** TASK INSTRUCTIONS **
Each line below is to be written out in full, exactly as shown.

** DATA LINES **
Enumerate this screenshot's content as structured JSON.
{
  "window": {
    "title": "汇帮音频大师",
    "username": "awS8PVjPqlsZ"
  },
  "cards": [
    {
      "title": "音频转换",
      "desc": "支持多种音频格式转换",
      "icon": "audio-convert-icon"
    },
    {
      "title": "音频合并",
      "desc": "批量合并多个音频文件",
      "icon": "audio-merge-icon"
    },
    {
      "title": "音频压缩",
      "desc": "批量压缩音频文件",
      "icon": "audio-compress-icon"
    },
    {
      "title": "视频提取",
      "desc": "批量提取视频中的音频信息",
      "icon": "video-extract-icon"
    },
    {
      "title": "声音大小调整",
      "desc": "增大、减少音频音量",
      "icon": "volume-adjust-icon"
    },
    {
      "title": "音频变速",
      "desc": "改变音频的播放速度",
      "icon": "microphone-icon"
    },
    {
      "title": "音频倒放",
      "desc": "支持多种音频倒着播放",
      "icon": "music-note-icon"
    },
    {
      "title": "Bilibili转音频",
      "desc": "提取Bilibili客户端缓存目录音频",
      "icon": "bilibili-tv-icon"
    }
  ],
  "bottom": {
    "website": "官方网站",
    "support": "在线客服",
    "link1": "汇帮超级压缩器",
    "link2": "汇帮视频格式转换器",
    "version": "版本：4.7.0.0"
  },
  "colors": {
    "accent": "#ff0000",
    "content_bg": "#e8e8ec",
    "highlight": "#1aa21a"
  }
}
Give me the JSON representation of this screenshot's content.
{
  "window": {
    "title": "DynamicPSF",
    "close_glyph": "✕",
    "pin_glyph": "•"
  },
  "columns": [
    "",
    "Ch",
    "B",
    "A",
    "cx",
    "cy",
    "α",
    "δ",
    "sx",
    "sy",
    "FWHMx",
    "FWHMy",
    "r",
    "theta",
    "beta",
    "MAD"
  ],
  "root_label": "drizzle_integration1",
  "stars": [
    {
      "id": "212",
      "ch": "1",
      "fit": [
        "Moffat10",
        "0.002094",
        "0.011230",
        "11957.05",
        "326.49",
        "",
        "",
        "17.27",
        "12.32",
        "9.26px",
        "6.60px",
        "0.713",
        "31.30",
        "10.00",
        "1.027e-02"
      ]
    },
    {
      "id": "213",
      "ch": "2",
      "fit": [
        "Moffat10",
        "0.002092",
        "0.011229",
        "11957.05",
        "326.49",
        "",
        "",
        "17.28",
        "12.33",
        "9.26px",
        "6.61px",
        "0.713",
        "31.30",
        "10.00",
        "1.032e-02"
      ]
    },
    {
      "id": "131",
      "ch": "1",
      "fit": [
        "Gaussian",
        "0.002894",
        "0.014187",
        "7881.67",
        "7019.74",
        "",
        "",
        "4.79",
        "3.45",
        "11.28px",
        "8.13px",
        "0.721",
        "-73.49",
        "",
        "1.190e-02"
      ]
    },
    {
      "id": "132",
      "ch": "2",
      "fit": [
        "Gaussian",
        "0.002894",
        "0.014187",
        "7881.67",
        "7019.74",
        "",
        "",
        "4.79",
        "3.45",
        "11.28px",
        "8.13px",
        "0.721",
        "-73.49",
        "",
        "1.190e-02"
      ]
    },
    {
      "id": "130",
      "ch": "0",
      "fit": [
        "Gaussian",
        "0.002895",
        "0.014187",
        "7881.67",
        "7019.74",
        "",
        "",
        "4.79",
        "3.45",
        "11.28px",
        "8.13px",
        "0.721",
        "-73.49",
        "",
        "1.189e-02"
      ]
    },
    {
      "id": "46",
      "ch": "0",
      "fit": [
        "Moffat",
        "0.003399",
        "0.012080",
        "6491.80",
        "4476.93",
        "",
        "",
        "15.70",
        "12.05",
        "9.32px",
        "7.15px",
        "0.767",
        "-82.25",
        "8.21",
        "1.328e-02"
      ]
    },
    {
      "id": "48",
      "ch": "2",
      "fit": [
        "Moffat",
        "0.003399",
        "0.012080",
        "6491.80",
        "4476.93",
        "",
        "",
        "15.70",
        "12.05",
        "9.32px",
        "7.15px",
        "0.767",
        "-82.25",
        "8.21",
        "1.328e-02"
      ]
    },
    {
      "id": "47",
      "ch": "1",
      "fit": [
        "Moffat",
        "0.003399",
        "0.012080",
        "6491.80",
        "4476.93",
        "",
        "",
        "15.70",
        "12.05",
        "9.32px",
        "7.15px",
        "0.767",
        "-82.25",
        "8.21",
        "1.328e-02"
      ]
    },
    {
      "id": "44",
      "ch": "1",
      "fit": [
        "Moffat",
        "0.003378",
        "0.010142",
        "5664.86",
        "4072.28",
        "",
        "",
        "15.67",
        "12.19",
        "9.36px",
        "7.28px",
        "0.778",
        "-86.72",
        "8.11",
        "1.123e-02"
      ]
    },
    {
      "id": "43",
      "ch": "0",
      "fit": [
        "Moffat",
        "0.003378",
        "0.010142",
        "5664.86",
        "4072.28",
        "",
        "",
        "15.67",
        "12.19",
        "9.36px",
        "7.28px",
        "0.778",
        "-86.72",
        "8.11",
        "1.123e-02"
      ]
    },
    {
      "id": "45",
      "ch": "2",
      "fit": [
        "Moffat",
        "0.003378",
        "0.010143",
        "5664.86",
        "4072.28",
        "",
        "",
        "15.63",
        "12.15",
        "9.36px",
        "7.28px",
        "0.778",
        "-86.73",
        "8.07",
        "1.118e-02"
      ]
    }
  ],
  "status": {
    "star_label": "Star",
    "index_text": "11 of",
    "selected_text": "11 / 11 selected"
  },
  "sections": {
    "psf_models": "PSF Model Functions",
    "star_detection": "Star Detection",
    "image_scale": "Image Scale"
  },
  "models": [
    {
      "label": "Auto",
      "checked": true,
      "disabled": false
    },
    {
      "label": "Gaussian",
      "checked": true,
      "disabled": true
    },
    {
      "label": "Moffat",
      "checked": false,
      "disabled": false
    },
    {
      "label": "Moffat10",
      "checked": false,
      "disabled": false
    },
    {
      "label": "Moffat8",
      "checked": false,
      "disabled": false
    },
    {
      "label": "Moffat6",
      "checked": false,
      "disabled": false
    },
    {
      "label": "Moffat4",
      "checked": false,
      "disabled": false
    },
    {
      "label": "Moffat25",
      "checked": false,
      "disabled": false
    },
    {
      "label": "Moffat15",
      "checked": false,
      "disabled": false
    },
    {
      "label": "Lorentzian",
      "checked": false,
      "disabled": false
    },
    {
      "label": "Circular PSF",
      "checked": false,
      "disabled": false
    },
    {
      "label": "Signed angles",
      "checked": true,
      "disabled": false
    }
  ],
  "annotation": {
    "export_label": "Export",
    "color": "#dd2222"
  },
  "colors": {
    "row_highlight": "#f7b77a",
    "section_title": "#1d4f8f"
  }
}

** COMPLETE RESPONSE **
Enumerate this screenshot's content as structured JSON.
{
  "window": {
    "title": "汇帮音频大师",
    "username": "awS8PVjPqlsZ"
  },
  "cards": [
    {
      "title": "音频转换",
      "desc": "支持多种音频格式转换",
      "icon": "audio-convert-icon"
    },
    {
      "title": "音频合并",
      "desc": "批量合并多个音频文件",
      "icon": "audio-merge-icon"
    },
    {
      "title": "音频压缩",
      "desc": "批量压缩音频文件",
      "icon": "audio-compress-icon"
    },
    {
      "title": "视频提取",
      "desc": "批量提取视频中的音频信息",
      "icon": "video-extract-icon"
    },
    {
      "title": "声音大小调整",
      "desc": "增大、减少音频音量",
      "icon": "volume-adjust-icon"
    },
    {
      "title": "音频变速",
      "desc": "改变音频的播放速度",
      "icon": "microphone-icon"
    },
    {
      "title": "音频倒放",
      "desc": "支持多种音频倒着播放",
      "icon": "music-note-icon"
    },
    {
      "title": "Bilibili转音频",
      "desc": "提取Bilibili客户端缓存目录音频",
      "icon": "bilibili-tv-icon"
    }
  ],
  "bottom": {
    "website": "官方网站",
    "support": "在线客服",
    "link1": "汇帮超级压缩器",
    "link2": "汇帮视频格式转换器",
    "version": "版本：4.7.0.0"
  },
  "colors": {
    "accent": "#ff0000",
    "content_bg": "#e8e8ec",
    "highlight": "#1aa21a"
  }
}
Give me the JSON representation of this screenshot's content.
{
  "window": {
    "title": "DynamicPSF",
    "close_glyph": "✕",
    "pin_glyph": "•"
  },
  "columns": [
    "",
    "Ch",
    "B",
    "A",
    "cx",
    "cy",
    "α",
    "δ",
    "sx",
    "sy",
    "FWHMx",
    "FWHMy",
    "r",
    "theta",
    "beta",
    "MAD"
  ],
  "root_label": "drizzle_integration1",
  "stars": [
    {
      "id": "212",
      "ch": "1",
      "fit": [
        "Moffat10",
        "0.002094",
        "0.011230",
        "11957.05",
        "326.49",
        "",
        "",
        "17.27",
        "12.32",
        "9.26px",
        "6.60px",
        "0.713",
        "31.30",
        "10.00",
        "1.027e-02"
      ]
    },
    {
      "id": "213",
      "ch": "2",
      "fit": [
        "Moffat10",
        "0.002092",
        "0.011229",
        "11957.05",
        "326.49",
        "",
        "",
        "17.28",
        "12.33",
        "9.26px",
        "6.61px",
        "0.713",
        "31.30",
        "10.00",
        "1.032e-02"
      ]
    },
    {
      "id": "131",
      "ch": "1",
      "fit": [
        "Gaussian",
        "0.002894",
        "0.014187",
        "7881.67",
        "7019.74",
        "",
        "",
        "4.79",
        "3.45",
        "11.28px",
        "8.13px",
        "0.721",
        "-73.49",
        "",
        "1.190e-02"
      ]
    },
    {
      "id": "132",
      "ch": "2",
      "fit": [
        "Gaussian",
        "0.002894",
        "0.014187",
        "7881.67",
        "7019.74",
        "",
        "",
        "4.79",
        "3.45",
        "11.28px",
        "8.13px",
        "0.721",
        "-73.49",
        "",
        "1.190e-02"
      ]
    },
    {
      "id": "130",
      "ch": "0",
      "fit": [
        "Gaussian",
        "0.002895",
        "0.014187",
        "7881.67",
        "7019.74",
        "",
        "",
        "4.79",
        "3.45",
        "11.28px",
        "8.13px",
        "0.721",
        "-73.49",
        "",
        "1.189e-02"
      ]
    },
    {
      "id": "46",
      "ch": "0",
      "fit": [
        "Moffat",
        "0.003399",
        "0.012080",
        "6491.80",
        "4476.93",
        "",
        "",
        "15.70",
        "12.05",
        "9.32px",
        "7.15px",
        "0.767",
        "-82.25",
        "8.21",
        "1.328e-02"
      ]
    },
    {
      "id": "48",
      "ch": "2",
      "fit": [
        "Moffat",
        "0.003399",
        "0.012080",
        "6491.80",
        "4476.93",
        "",
        "",
        "15.70",
        "12.05",
        "9.32px",
        "7.15px",
        "0.767",
        "-82.25",
        "8.21",
        "1.328e-02"
      ]
    },
    {
      "id": "47",
      "ch": "1",
      "fit": [
        "Moffat",
        "0.003399",
        "0.012080",
        "6491.80",
        "4476.93",
        "",
        "",
        "15.70",
        "12.05",
        "9.32px",
        "7.15px",
        "0.767",
        "-82.25",
        "8.21",
        "1.328e-02"
      ]
    },
    {
      "id": "44",
      "ch": "1",
      "fit": [
        "Moffat",
        "0.003378",
        "0.010142",
        "5664.86",
        "4072.28",
        "",
        "",
        "15.67",
        "12.19",
        "9.36px",
        "7.28px",
        "0.778",
        "-86.72",
        "8.11",
        "1.123e-02"
      ]
    },
    {
      "id": "43",
      "ch": "0",
      "fit": [
        "Moffat",
        "0.003378",
        "0.010142",
        "5664.86",
        "4072.28",
        "",
        "",
        "15.67",
        "12.19",
        "9.36px",
        "7.28px",
        "0.778",
        "-86.72",
        "8.11",
        "1.123e-02"
      ]
    },
    {
      "id": "45",
      "ch": "2",
      "fit": [
        "Moffat",
        "0.003378",
        "0.010143",
        "5664.86",
        "4072.28",
        "",
        "",
        "15.63",
        "12.15",
        "9.36px",
        "7.28px",
        "0.778",
        "-86.73",
        "8.07",
        "1.118e-02"
      ]
    }
  ],
  "status": {
    "star_label": "Star",
    "index_text": "11 of",
    "selected_text": "11 / 11 selected"
  },
  "sections": {
    "psf_models": "PSF Model Functions",
    "star_detection": "Star Detection",
    "image_scale": "Image Scale"
  },
  "models": [
    {
      "label": "Auto",
      "checked": true,
      "disabled": false
    },
    {
      "label": "Gaussian",
      "checked": true,
      "disabled": true
    },
    {
      "label": "Moffat",
      "checked": false,
      "disabled": false
    },
    {
      "label": "Moffat10",
      "checked": false,
      "disabled": false
    },
    {
      "label": "Moffat8",
      "checked": false,
      "disabled": false
    },
    {
      "label": "Moffat6",
      "checked": false,
      "disabled": false
    },
    {
      "label": "Moffat4",
      "checked": false,
      "disabled": false
    },
    {
      "label": "Moffat25",
      "checked": false,
      "disabled": false
    },
    {
      "label": "Moffat15",
      "checked": false,
      "disabled": false
    },
    {
      "label": "Lorentzian",
      "checked": false,
      "disabled": false
    },
    {
      "label": "Circular PSF",
      "checked": false,
      "disabled": false
    },
    {
      "label": "Signed angles",
      "checked": true,
      "disabled": false
    }
  ],
  "annotation": {
    "export_label": "Export",
    "color": "#dd2222"
  },
  "colors": {
    "row_highlight": "#f7b77a",
    "section_title": "#1d4f8f"
  }
}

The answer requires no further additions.